Stored data
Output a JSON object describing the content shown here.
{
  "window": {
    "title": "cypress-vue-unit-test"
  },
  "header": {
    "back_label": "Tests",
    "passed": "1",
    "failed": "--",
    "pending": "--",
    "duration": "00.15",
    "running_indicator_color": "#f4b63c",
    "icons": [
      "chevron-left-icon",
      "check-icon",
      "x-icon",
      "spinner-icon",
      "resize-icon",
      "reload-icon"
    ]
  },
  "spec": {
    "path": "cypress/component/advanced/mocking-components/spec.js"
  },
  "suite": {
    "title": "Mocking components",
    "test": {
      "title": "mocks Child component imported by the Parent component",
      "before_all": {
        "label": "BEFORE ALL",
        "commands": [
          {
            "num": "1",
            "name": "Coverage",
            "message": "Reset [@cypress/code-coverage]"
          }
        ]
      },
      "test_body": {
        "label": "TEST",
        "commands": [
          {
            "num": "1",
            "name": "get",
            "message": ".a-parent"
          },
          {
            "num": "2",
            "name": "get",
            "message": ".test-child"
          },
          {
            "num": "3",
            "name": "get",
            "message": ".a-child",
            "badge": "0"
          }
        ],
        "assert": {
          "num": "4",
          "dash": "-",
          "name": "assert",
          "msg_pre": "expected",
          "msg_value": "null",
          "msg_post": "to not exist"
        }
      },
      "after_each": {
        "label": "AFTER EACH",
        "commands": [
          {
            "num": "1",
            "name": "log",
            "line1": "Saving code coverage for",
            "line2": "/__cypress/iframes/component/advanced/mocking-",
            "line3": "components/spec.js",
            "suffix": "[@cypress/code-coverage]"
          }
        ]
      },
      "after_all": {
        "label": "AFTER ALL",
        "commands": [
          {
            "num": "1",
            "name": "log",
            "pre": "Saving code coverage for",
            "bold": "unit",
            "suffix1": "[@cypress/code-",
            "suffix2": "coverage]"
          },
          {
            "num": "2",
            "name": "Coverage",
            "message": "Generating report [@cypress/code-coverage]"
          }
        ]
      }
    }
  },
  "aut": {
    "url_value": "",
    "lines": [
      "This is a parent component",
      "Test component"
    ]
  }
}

### What this task involves
Return all of the entries exactly as they were supplied.

### Reply to the exercise
Output a JSON object describing the content shown here.
{
  "window": {
    "title": "cypress-vue-unit-test"
  },
  "header": {
    "back_label": "Tests",
    "passed": "1",
    "failed": "--",
    "pending": "--",
    "duration": "00.15",
    "running_indicator_color": "#f4b63c",
    "icons": [
      "chevron-left-icon",
      "check-icon",
      "x-icon",
      "spinner-icon",
      "resize-icon",
      "reload-icon"
    ]
  },
  "spec": {
    "path": "cypress/component/advanced/mocking-components/spec.js"
  },
  "suite": {
    "title": "Mocking components",
    "test": {
      "title": "mocks Child component imported by the Parent component",
      "before_all": {
        "label": "BEFORE ALL",
        "commands": [
          {
            "num": "1",
            "name": "Coverage",
            "message": "Reset [@cypress/code-coverage]"
          }
        ]
      },
      "test_body": {
        "label": "TEST",
        "commands": [
          {
            "num": "1",
            "name": "get",
            "message": ".a-parent"
          },
          {
            "num": "2",
            "name": "get",
            "message": ".test-child"
          },
          {
            "num": "3",
            "name": "get",
            "message": ".a-child",
            "badge": "0"
          }
        ],
        "assert": {
          "num": "4",
          "dash": "-",
          "name": "assert",
          "msg_pre": "expected",
          "msg_value": "null",
          "msg_post": "to not exist"
        }
      },
      "after_each": {
        "label": "AFTER EACH",
        "commands": [
          {
            "num": "1",
            "name": "log",
            "line1": "Saving code coverage for",
            "line2": "/__cypress/iframes/component/advanced/mocking-",
            "line3": "components/spec.js",
            "suffix": "[@cypress/code-coverage]"
          }
        ]
      },
      "after_all": {
        "label": "AFTER ALL",
        "commands": [
          {
            "num": "1",
            "name": "log",
            "pre": "Saving code coverage for",
            "bold": "unit",
            "suffix1": "[@cypress/code-",
            "suffix2": "coverage]"
          },
          {
            "num": "2",
            "name": "Coverage",
            "message": "Generating report [@cypress/code-coverage]"
          }
        ]
      }
    }
  },
  "aut": {
    "url_value": "",
    "lines": [
      "This is a parent component",
      "Test component"
    ]
  }
}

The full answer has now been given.